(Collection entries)
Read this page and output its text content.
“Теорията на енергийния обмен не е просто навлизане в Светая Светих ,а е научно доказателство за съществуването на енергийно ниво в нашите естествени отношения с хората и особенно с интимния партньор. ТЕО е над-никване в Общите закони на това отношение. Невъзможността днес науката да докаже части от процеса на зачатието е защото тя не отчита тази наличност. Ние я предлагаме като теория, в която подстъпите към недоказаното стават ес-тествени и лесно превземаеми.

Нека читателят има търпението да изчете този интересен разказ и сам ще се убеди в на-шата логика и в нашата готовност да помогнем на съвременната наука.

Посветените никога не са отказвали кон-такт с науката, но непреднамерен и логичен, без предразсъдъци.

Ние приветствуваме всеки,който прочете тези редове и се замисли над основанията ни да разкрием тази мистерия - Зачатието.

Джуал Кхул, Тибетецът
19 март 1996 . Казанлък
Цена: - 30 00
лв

Exercise description: Print the records above exactly as they appear.

Task response:
Read this page and output its text content.
“Теорията на енергийния обмен не е просто навлизане в Светая Светих ,а е научно доказателство за съществуването на енергийно ниво в нашите естествени отношения с хората и особенно с интимния партньор. ТЕО е над-никване в Общите закони на това отношение. Невъзможността днес науката да докаже части от процеса на зачатието е защото тя не отчита тази наличност. Ние я предлагаме като теория, в която подстъпите към недоказаното стават ес-тествени и лесно превземаеми.

Нека читателят има търпението да изчете този интересен разказ и сам ще се убеди в на-шата логика и в нашата готовност да помогнем на съвременната наука.

Посветените никога не са отказвали кон-такт с науката, но непреднамерен и логичен, без предразсъдъци.

Ние приветствуваме всеки,който прочете тези редове и се замисли над основанията ни да разкрием тази мистерия - Зачатието.

Джуал Кхул, Тибетецът
19 март 1996 . Казанлък
Цена: - 30 00
лв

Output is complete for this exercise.